** start SUPPLIED MATERIAL **

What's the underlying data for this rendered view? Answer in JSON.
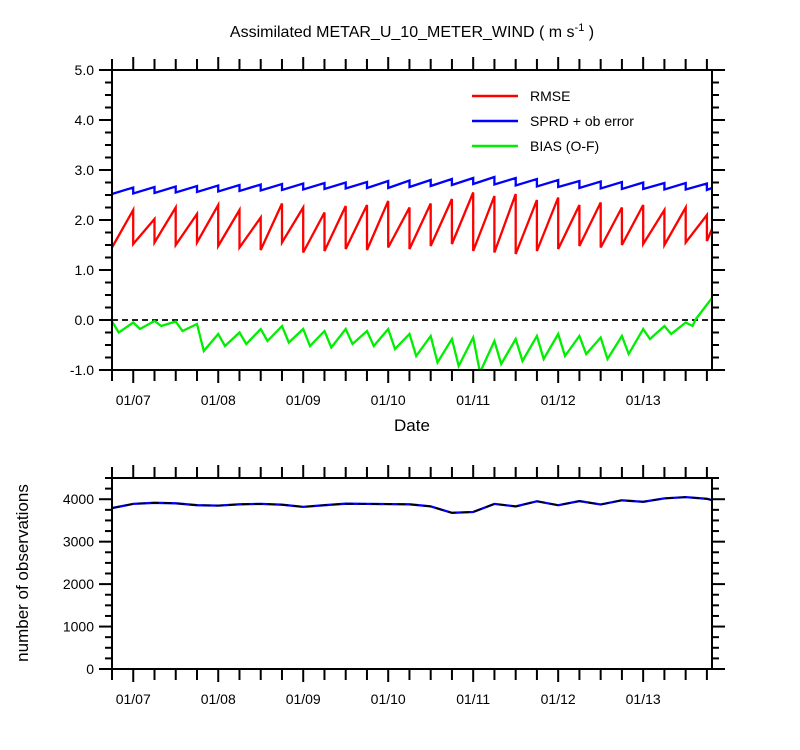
{
  "title": {
    "prefix": "Assimilated METAR_U_10_METER_WIND ( m s",
    "sup": "-1",
    "suffix": " )"
  },
  "legend": {
    "position": "upper-right-inside",
    "items": [
      {
        "label": "RMSE",
        "color": "#ff0000"
      },
      {
        "label": "SPRD + ob error",
        "color": "#0000ff"
      },
      {
        "label": "BIAS (O-F)",
        "color": "#00ee00"
      }
    ]
  },
  "chart_data": [
    {
      "type": "line",
      "panel": "top",
      "title": "Assimilated METAR_U_10_METER_WIND ( m s-1 )",
      "xlabel": "Date",
      "x_unit": "days relative to 01/07, 6-hourly assimilation cycles",
      "xlim": [
        -0.25,
        6.81
      ],
      "ylim": [
        -1.0,
        5.0
      ],
      "x_major_ticks": [
        0,
        1,
        2,
        3,
        4,
        5,
        6
      ],
      "x_tick_labels": [
        "01/07",
        "01/08",
        "01/09",
        "01/10",
        "01/11",
        "01/12",
        "01/13"
      ],
      "x_minor_step": 0.25,
      "y_major_ticks": [
        -1.0,
        0.0,
        1.0,
        2.0,
        3.0,
        4.0,
        5.0
      ],
      "y_tick_labels": [
        "-1.0",
        "0.0",
        "1.0",
        "2.0",
        "3.0",
        "4.0",
        "5.0"
      ],
      "y_minor_step": 0.25,
      "grid": false,
      "reference_line": {
        "y": 0.0,
        "style": "dashed",
        "color": "#000000"
      },
      "series": [
        {
          "name": "RMSE",
          "color": "#ff0000",
          "style": "solid",
          "points": [
            [
              -0.25,
              1.45
            ],
            [
              0,
              2.2
            ],
            [
              0,
              1.52
            ],
            [
              0.25,
              2.02
            ],
            [
              0.25,
              1.55
            ],
            [
              0.5,
              2.25
            ],
            [
              0.5,
              1.5
            ],
            [
              0.75,
              2.12
            ],
            [
              0.75,
              1.55
            ],
            [
              1,
              2.3
            ],
            [
              1,
              1.48
            ],
            [
              1.25,
              2.2
            ],
            [
              1.25,
              1.45
            ],
            [
              1.5,
              2.05
            ],
            [
              1.5,
              1.4
            ],
            [
              1.75,
              2.33
            ],
            [
              1.75,
              1.55
            ],
            [
              2,
              2.25
            ],
            [
              2,
              1.35
            ],
            [
              2.25,
              2.15
            ],
            [
              2.25,
              1.38
            ],
            [
              2.5,
              2.28
            ],
            [
              2.5,
              1.42
            ],
            [
              2.75,
              2.3
            ],
            [
              2.75,
              1.4
            ],
            [
              3,
              2.38
            ],
            [
              3,
              1.45
            ],
            [
              3.25,
              2.25
            ],
            [
              3.25,
              1.42
            ],
            [
              3.5,
              2.33
            ],
            [
              3.5,
              1.48
            ],
            [
              3.75,
              2.42
            ],
            [
              3.75,
              1.52
            ],
            [
              4,
              2.55
            ],
            [
              4,
              1.38
            ],
            [
              4.25,
              2.48
            ],
            [
              4.25,
              1.35
            ],
            [
              4.5,
              2.52
            ],
            [
              4.5,
              1.32
            ],
            [
              4.75,
              2.4
            ],
            [
              4.75,
              1.38
            ],
            [
              5,
              2.45
            ],
            [
              5,
              1.42
            ],
            [
              5.25,
              2.3
            ],
            [
              5.25,
              1.48
            ],
            [
              5.5,
              2.35
            ],
            [
              5.5,
              1.45
            ],
            [
              5.75,
              2.25
            ],
            [
              5.75,
              1.5
            ],
            [
              6,
              2.3
            ],
            [
              6,
              1.52
            ],
            [
              6.25,
              2.2
            ],
            [
              6.25,
              1.5
            ],
            [
              6.5,
              2.25
            ],
            [
              6.5,
              1.55
            ],
            [
              6.75,
              2.1
            ],
            [
              6.75,
              1.58
            ],
            [
              6.81,
              1.82
            ]
          ]
        },
        {
          "name": "SPRD + ob error",
          "color": "#0000ff",
          "style": "solid",
          "points": [
            [
              -0.25,
              2.52
            ],
            [
              0,
              2.65
            ],
            [
              0,
              2.53
            ],
            [
              0.25,
              2.66
            ],
            [
              0.25,
              2.54
            ],
            [
              0.5,
              2.67
            ],
            [
              0.5,
              2.55
            ],
            [
              0.75,
              2.68
            ],
            [
              0.75,
              2.56
            ],
            [
              1,
              2.69
            ],
            [
              1,
              2.57
            ],
            [
              1.25,
              2.7
            ],
            [
              1.25,
              2.58
            ],
            [
              1.5,
              2.71
            ],
            [
              1.5,
              2.59
            ],
            [
              1.75,
              2.72
            ],
            [
              1.75,
              2.6
            ],
            [
              2,
              2.73
            ],
            [
              2,
              2.61
            ],
            [
              2.25,
              2.74
            ],
            [
              2.25,
              2.62
            ],
            [
              2.5,
              2.75
            ],
            [
              2.5,
              2.63
            ],
            [
              2.75,
              2.76
            ],
            [
              2.75,
              2.64
            ],
            [
              3,
              2.78
            ],
            [
              3,
              2.64
            ],
            [
              3.25,
              2.79
            ],
            [
              3.25,
              2.66
            ],
            [
              3.5,
              2.8
            ],
            [
              3.5,
              2.68
            ],
            [
              3.75,
              2.82
            ],
            [
              3.75,
              2.7
            ],
            [
              4,
              2.84
            ],
            [
              4,
              2.72
            ],
            [
              4.25,
              2.86
            ],
            [
              4.25,
              2.71
            ],
            [
              4.5,
              2.84
            ],
            [
              4.5,
              2.69
            ],
            [
              4.75,
              2.82
            ],
            [
              4.75,
              2.67
            ],
            [
              5,
              2.8
            ],
            [
              5,
              2.66
            ],
            [
              5.25,
              2.78
            ],
            [
              5.25,
              2.64
            ],
            [
              5.5,
              2.77
            ],
            [
              5.5,
              2.63
            ],
            [
              5.75,
              2.76
            ],
            [
              5.75,
              2.62
            ],
            [
              6,
              2.75
            ],
            [
              6,
              2.62
            ],
            [
              6.25,
              2.74
            ],
            [
              6.25,
              2.61
            ],
            [
              6.5,
              2.74
            ],
            [
              6.5,
              2.61
            ],
            [
              6.75,
              2.73
            ],
            [
              6.75,
              2.6
            ],
            [
              6.81,
              2.64
            ]
          ]
        },
        {
          "name": "BIAS (O-F)",
          "color": "#00ee00",
          "style": "solid",
          "points": [
            [
              -0.25,
              -0.03
            ],
            [
              -0.17,
              -0.25
            ],
            [
              0,
              -0.05
            ],
            [
              0.08,
              -0.18
            ],
            [
              0.25,
              -0.02
            ],
            [
              0.33,
              -0.12
            ],
            [
              0.5,
              -0.03
            ],
            [
              0.58,
              -0.22
            ],
            [
              0.75,
              -0.08
            ],
            [
              0.83,
              -0.62
            ],
            [
              1,
              -0.28
            ],
            [
              1.08,
              -0.52
            ],
            [
              1.25,
              -0.25
            ],
            [
              1.33,
              -0.48
            ],
            [
              1.5,
              -0.18
            ],
            [
              1.58,
              -0.42
            ],
            [
              1.75,
              -0.12
            ],
            [
              1.83,
              -0.45
            ],
            [
              2,
              -0.18
            ],
            [
              2.08,
              -0.52
            ],
            [
              2.25,
              -0.22
            ],
            [
              2.33,
              -0.55
            ],
            [
              2.5,
              -0.18
            ],
            [
              2.58,
              -0.48
            ],
            [
              2.75,
              -0.22
            ],
            [
              2.83,
              -0.52
            ],
            [
              3,
              -0.18
            ],
            [
              3.08,
              -0.58
            ],
            [
              3.25,
              -0.28
            ],
            [
              3.33,
              -0.72
            ],
            [
              3.5,
              -0.32
            ],
            [
              3.58,
              -0.85
            ],
            [
              3.75,
              -0.38
            ],
            [
              3.83,
              -0.92
            ],
            [
              4,
              -0.35
            ],
            [
              4.08,
              -1.05
            ],
            [
              4.25,
              -0.42
            ],
            [
              4.33,
              -0.88
            ],
            [
              4.5,
              -0.38
            ],
            [
              4.58,
              -0.82
            ],
            [
              4.75,
              -0.32
            ],
            [
              4.83,
              -0.78
            ],
            [
              5,
              -0.28
            ],
            [
              5.08,
              -0.72
            ],
            [
              5.25,
              -0.32
            ],
            [
              5.33,
              -0.68
            ],
            [
              5.5,
              -0.35
            ],
            [
              5.58,
              -0.78
            ],
            [
              5.75,
              -0.32
            ],
            [
              5.83,
              -0.68
            ],
            [
              6,
              -0.18
            ],
            [
              6.08,
              -0.38
            ],
            [
              6.25,
              -0.12
            ],
            [
              6.33,
              -0.28
            ],
            [
              6.5,
              -0.05
            ],
            [
              6.58,
              -0.12
            ],
            [
              6.62,
              0.02
            ],
            [
              6.81,
              0.44
            ]
          ]
        }
      ]
    },
    {
      "type": "line",
      "panel": "bottom",
      "ylabel": "number of observations",
      "xlim": [
        -0.25,
        6.81
      ],
      "ylim": [
        0,
        4500
      ],
      "x_major_ticks": [
        0,
        1,
        2,
        3,
        4,
        5,
        6
      ],
      "x_tick_labels": [
        "01/07",
        "01/08",
        "01/09",
        "01/10",
        "01/11",
        "01/12",
        "01/13"
      ],
      "x_minor_step": 0.25,
      "y_major_ticks": [
        0,
        1000,
        2000,
        3000,
        4000
      ],
      "y_tick_labels": [
        "0",
        "1000",
        "2000",
        "3000",
        "4000"
      ],
      "y_minor_step": 250,
      "grid": false,
      "series": [
        {
          "name": "number of observations",
          "color": "#0000ff",
          "style": "solid",
          "points": [
            [
              -0.25,
              3790
            ],
            [
              0,
              3890
            ],
            [
              0.25,
              3915
            ],
            [
              0.5,
              3905
            ],
            [
              0.75,
              3860
            ],
            [
              1,
              3850
            ],
            [
              1.25,
              3880
            ],
            [
              1.5,
              3890
            ],
            [
              1.75,
              3870
            ],
            [
              2,
              3820
            ],
            [
              2.25,
              3860
            ],
            [
              2.5,
              3895
            ],
            [
              2.75,
              3890
            ],
            [
              3,
              3885
            ],
            [
              3.25,
              3880
            ],
            [
              3.5,
              3830
            ],
            [
              3.75,
              3680
            ],
            [
              4,
              3700
            ],
            [
              4.25,
              3890
            ],
            [
              4.5,
              3830
            ],
            [
              4.75,
              3950
            ],
            [
              5,
              3860
            ],
            [
              5.25,
              3955
            ],
            [
              5.5,
              3875
            ],
            [
              5.75,
              3975
            ],
            [
              6,
              3940
            ],
            [
              6.25,
              4020
            ],
            [
              6.5,
              4050
            ],
            [
              6.75,
              4010
            ],
            [
              6.81,
              3980
            ]
          ]
        },
        {
          "name": "number of observations (dashed overlay)",
          "color": "#000000",
          "style": "dashed",
          "points": "same_as_previous"
        }
      ]
    }
  ]
}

** end SUPPLIED MATERIAL **

## WRITTEN TASK
Report how many lines in this data include the string "number", and nothing else.

## OUTPUT BELOW
3